Do these statements agree with the flash controller text below? For each, answer yes or no and quote the words that decide it: 1. NxGnData announced its controller at the Flash Memory Summit. 2. The controller's error correction uses a fixed code rate. 3. Seagate and Western Digital have announced Ethernet-connected disk drives.

• [SOURCE TEXT]
┌──
Last month, at the Flash Memory Summit, a startup called  NxGnData founded two years after we proposed DAWN announced a flash memory controller that would pretty much implement it. They claim:
  • Architectural features to deliver consistent performance and low power draw,
  • Best-in-class variable code rate LDPC-based ECC (Low-Density Parity-Check Error Correcting Codes) to extract the maximum endurance from flash devices,
  • Advanced signal processing capability enabling the use of MLC and TLC down to 1z-nm geometries,
  • Be the first in the industry with in-storage computation capability: In-Situ Processing,
  • Software-defined media channel architecture enabling Flash-agnostic SSD solutions,
  • Enablement of ultra-high capacity, low-cost TLC solutions for cold storage SSD.
In-situ processing? “The company believes that by moving computational tasks closer to where the data resides, its intelligent storage products will considerably improve overall energy efficiency and performance by eliminating storage bandwidth bottlenecks and the high costs associated with data movement.”
They are obviously thinking along the same lines that we were, and Facebook is about cold storage in TLC flash. Others in the storage industry are too, as evidenced by Seagate and Western Digital announcing Ethernet-connected disk drives. WD's drives even run Linux.
└──
• [DATASET RECORDS]
┌──
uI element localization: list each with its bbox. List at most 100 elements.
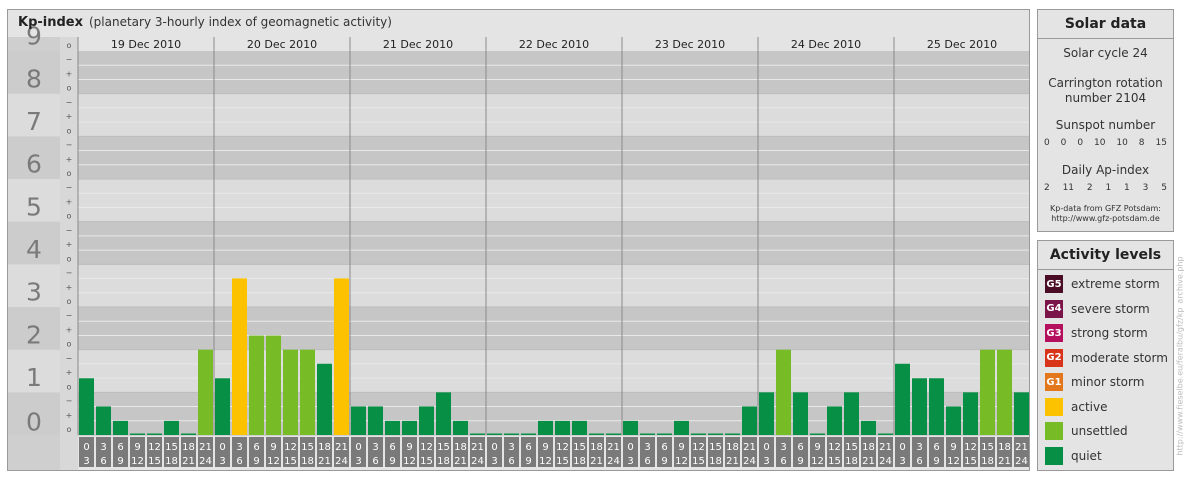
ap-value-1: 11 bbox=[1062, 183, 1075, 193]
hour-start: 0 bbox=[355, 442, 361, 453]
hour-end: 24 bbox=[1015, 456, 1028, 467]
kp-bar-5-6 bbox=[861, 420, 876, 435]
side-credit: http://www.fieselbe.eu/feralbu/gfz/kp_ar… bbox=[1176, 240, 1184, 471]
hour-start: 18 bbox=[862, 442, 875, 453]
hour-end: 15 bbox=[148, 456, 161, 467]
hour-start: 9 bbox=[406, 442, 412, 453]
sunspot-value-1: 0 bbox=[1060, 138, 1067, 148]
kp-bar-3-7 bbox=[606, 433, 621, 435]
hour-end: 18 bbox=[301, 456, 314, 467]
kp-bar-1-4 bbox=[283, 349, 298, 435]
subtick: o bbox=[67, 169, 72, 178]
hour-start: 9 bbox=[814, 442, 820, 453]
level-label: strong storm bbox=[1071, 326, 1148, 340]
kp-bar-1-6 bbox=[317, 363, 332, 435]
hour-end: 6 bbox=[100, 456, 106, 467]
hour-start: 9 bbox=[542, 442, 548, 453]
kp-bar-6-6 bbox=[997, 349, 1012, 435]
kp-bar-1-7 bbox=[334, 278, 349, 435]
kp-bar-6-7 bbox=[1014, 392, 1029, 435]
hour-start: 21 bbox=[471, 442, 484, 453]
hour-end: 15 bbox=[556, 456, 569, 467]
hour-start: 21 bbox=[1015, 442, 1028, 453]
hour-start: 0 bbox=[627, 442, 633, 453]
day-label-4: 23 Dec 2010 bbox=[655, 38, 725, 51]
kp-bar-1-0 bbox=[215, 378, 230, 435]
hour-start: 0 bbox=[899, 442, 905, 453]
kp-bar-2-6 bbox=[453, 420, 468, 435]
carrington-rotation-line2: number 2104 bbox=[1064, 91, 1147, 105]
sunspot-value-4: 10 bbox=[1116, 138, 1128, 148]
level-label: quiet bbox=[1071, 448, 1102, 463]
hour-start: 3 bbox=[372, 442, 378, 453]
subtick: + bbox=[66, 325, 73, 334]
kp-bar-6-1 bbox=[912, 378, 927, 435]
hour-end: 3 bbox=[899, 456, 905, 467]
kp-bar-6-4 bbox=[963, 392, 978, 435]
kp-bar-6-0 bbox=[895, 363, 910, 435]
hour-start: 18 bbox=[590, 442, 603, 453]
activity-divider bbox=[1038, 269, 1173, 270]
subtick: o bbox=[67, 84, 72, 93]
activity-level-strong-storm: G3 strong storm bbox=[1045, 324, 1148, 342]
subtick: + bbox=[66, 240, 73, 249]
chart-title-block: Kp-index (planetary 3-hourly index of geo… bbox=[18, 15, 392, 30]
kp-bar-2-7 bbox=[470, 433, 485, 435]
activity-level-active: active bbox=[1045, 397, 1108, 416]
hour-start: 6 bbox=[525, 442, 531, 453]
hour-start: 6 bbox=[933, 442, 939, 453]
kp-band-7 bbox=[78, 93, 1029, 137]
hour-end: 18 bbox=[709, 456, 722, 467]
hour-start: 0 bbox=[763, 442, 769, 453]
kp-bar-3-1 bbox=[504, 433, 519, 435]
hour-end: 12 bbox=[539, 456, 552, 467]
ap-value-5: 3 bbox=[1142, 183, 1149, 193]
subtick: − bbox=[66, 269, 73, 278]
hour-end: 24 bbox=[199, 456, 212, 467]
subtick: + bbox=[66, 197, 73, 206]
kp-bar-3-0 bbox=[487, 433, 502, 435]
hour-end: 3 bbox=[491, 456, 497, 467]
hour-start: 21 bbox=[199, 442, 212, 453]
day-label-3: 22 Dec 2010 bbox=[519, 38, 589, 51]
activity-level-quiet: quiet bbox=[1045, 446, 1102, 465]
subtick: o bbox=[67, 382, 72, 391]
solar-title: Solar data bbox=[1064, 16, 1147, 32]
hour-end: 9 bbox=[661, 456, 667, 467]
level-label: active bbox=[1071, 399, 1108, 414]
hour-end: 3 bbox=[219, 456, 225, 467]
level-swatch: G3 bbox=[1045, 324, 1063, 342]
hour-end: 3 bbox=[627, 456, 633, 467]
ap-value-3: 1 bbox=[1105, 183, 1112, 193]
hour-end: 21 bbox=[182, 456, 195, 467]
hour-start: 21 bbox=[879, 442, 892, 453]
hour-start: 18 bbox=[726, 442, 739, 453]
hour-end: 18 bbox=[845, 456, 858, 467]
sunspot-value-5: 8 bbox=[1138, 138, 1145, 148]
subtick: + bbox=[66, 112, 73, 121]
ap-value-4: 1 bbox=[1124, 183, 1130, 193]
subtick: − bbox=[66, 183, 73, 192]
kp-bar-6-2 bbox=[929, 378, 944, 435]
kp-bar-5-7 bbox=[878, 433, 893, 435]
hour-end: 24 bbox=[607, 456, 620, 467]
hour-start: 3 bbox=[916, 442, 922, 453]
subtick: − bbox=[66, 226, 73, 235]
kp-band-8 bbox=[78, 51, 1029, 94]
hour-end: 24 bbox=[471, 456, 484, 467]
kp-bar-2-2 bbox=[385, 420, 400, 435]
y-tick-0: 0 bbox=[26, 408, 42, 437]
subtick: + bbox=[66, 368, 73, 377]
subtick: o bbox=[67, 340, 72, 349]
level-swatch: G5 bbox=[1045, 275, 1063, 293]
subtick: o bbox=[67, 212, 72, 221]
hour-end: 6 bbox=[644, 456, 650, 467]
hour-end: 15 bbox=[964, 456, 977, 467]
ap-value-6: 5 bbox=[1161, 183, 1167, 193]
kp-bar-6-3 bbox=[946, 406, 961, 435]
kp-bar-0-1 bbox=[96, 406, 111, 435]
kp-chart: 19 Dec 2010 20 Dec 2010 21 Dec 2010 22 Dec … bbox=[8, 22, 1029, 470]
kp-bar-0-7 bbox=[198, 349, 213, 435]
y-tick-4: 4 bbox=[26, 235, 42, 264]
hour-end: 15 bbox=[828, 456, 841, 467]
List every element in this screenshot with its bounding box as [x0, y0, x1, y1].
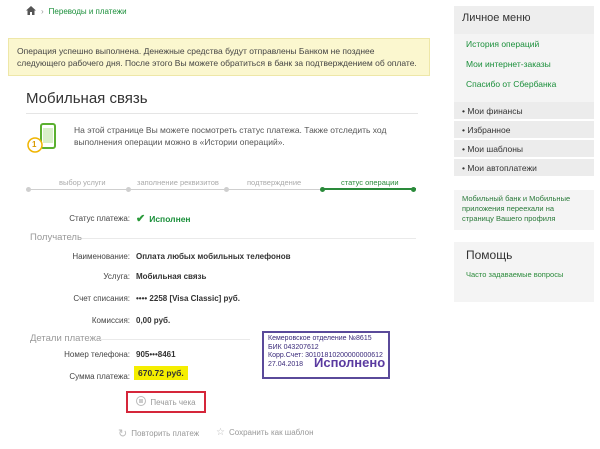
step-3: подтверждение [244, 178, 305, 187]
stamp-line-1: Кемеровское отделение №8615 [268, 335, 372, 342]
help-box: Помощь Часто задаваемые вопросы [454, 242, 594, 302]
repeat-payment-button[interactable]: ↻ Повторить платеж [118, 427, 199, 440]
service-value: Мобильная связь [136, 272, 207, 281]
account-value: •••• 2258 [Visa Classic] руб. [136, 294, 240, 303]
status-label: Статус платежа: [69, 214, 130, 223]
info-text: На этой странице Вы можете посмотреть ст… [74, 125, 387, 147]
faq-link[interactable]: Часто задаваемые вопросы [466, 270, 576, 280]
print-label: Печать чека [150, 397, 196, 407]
└──
• [REPLY]
1. Yes: "at the Flash Memory Summit" … "announced a flash memory controller"
2. No: "variable code rate LDPC-based ECC"
3. Yes: "Seagate and Western Digital announcing Ethernet-connected disk drives"